(Collected data entries)
<<<<

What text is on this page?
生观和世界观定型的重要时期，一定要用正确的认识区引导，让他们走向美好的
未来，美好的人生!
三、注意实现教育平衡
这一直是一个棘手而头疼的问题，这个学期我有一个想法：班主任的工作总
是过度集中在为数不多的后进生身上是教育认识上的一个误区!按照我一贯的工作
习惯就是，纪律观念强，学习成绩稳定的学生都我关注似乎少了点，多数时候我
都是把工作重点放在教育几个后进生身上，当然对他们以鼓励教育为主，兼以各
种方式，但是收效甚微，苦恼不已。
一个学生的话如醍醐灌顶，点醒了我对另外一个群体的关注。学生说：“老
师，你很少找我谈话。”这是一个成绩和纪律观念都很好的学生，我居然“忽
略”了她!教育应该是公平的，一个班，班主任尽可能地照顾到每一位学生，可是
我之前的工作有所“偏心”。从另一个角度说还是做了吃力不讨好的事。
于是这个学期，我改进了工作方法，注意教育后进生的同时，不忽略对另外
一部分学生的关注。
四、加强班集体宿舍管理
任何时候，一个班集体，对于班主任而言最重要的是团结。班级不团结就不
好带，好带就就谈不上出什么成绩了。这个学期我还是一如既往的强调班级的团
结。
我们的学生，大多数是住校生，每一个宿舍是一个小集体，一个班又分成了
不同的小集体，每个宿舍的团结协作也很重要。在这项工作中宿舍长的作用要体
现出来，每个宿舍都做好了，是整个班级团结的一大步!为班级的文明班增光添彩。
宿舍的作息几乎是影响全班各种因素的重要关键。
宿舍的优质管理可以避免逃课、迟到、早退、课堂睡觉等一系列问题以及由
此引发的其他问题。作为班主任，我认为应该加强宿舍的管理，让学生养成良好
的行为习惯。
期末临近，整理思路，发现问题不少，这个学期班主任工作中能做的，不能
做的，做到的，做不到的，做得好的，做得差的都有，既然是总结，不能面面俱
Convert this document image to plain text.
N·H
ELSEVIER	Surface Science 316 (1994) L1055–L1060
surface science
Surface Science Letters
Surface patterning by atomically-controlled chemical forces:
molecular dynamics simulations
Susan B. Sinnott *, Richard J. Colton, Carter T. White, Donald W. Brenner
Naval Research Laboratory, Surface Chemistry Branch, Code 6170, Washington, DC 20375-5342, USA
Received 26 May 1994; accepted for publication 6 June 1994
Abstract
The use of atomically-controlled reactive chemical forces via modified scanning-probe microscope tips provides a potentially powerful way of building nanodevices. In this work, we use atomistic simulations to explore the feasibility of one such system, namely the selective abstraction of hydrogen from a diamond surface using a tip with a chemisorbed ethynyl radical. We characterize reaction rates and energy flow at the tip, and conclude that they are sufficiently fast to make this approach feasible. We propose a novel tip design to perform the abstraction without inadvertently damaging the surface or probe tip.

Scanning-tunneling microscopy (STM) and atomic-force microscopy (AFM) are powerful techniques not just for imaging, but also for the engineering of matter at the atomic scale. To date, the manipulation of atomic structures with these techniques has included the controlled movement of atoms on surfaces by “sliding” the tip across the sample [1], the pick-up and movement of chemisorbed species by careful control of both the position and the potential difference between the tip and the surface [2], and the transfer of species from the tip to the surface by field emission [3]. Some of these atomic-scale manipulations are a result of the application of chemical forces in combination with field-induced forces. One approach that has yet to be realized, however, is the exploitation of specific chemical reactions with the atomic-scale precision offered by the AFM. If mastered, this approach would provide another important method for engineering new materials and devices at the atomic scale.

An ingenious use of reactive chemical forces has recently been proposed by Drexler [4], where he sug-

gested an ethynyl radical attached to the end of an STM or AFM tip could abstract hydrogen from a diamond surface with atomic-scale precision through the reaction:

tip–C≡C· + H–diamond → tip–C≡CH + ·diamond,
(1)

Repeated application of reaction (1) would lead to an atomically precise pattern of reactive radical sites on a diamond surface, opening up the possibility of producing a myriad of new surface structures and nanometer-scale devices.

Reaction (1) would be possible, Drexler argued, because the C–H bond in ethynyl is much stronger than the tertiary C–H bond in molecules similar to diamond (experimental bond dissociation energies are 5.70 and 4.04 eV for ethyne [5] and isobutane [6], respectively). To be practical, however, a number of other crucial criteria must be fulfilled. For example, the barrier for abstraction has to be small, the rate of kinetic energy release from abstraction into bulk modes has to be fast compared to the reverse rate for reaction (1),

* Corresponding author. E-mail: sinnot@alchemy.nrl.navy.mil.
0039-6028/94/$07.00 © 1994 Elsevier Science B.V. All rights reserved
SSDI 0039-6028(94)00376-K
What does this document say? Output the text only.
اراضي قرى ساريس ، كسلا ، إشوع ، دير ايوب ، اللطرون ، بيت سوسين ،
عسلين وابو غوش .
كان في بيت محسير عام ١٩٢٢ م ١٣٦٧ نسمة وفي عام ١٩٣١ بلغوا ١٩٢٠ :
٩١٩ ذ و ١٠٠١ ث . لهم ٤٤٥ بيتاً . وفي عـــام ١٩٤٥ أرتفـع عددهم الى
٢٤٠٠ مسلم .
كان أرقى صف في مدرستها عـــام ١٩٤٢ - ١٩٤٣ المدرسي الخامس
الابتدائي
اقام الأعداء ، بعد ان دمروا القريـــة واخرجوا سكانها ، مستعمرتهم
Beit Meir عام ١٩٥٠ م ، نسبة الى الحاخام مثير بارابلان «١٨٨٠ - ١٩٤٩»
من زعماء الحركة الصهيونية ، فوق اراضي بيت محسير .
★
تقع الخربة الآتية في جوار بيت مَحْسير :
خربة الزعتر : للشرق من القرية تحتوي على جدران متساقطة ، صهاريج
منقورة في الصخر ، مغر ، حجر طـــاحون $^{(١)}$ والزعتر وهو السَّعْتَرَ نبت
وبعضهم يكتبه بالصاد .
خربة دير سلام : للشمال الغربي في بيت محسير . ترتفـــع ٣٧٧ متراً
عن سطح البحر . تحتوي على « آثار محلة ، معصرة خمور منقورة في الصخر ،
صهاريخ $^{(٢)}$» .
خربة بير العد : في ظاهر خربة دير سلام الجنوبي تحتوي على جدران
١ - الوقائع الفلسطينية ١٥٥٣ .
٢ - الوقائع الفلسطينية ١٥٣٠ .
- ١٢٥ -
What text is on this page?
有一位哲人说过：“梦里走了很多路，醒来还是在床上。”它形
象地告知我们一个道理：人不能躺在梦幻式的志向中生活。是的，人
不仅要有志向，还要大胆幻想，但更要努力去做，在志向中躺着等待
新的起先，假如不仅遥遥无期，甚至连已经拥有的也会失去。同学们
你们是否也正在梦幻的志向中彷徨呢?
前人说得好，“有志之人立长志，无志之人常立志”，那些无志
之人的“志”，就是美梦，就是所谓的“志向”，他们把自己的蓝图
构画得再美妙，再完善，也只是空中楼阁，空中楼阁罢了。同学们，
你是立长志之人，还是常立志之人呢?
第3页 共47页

>>>>

→ **WRITTEN REQUEST**:
Collect, from the material above, every line containing the word "text".

→ **RESULT BELOW**:
What text is on this page?
Convert this document image to plain text.
What does this document say? Output the text only.
What text is on this page?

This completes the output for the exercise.